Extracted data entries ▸
================================
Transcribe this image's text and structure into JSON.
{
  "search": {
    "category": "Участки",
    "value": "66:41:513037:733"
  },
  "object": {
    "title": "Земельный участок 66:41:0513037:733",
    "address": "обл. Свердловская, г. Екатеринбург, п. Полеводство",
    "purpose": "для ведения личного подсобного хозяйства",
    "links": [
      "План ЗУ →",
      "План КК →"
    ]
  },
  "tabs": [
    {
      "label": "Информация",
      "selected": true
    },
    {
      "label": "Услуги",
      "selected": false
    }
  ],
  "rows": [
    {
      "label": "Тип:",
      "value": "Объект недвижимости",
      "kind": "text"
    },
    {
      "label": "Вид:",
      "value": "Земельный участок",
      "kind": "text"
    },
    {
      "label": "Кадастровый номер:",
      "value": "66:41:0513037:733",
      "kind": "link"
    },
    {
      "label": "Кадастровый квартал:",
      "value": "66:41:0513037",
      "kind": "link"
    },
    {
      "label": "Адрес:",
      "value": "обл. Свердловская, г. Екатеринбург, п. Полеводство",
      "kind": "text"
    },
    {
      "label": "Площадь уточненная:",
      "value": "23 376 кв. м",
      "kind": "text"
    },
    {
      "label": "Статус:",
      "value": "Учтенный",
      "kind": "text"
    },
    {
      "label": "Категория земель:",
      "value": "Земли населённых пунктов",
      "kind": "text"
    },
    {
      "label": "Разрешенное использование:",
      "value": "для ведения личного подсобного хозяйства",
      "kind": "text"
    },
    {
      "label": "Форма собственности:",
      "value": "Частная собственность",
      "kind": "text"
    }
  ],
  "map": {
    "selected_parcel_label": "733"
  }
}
================================
YOUR TASK ▸
Print the material verbatim, all of it.

TASK RESULT ▸
Transcribe this image's text and structure into JSON.
{
  "search": {
    "category": "Участки",
    "value": "66:41:513037:733"
  },
  "object": {
    "title": "Земельный участок 66:41:0513037:733",
    "address": "обл. Свердловская, г. Екатеринбург, п. Полеводство",
    "purpose": "для ведения личного подсобного хозяйства",
    "links": [
      "План ЗУ →",
      "План КК →"
    ]
  },
  "tabs": [
    {
      "label": "Информация",
      "selected": true
    },
    {
      "label": "Услуги",
      "selected": false
    }
  ],
  "rows": [
    {
      "label": "Тип:",
      "value": "Объект недвижимости",
      "kind": "text"
    },
    {
      "label": "Вид:",
      "value": "Земельный участок",
      "kind": "text"
    },
    {
      "label": "Кадастровый номер:",
      "value": "66:41:0513037:733",
      "kind": "link"
    },
    {
      "label": "Кадастровый квартал:",
      "value": "66:41:0513037",
      "kind": "link"
    },
    {
      "label": "Адрес:",
      "value": "обл. Свердловская, г. Екатеринбург, п. Полеводство",
      "kind": "text"
    },
    {
      "label": "Площадь уточненная:",
      "value": "23 376 кв. м",
      "kind": "text"
    },
    {
      "label": "Статус:",
      "value": "Учтенный",
      "kind": "text"
    },
    {
      "label": "Категория земель:",
      "value": "Земли населённых пунктов",
      "kind": "text"
    },
    {
      "label": "Разрешенное использование:",
      "value": "для ведения личного подсобного хозяйства",
      "kind": "text"
    },
    {
      "label": "Форма собственности:",
      "value": "Частная собственность",
      "kind": "text"
    }
  ],
  "map": {
    "selected_parcel_label": "733"
  }
}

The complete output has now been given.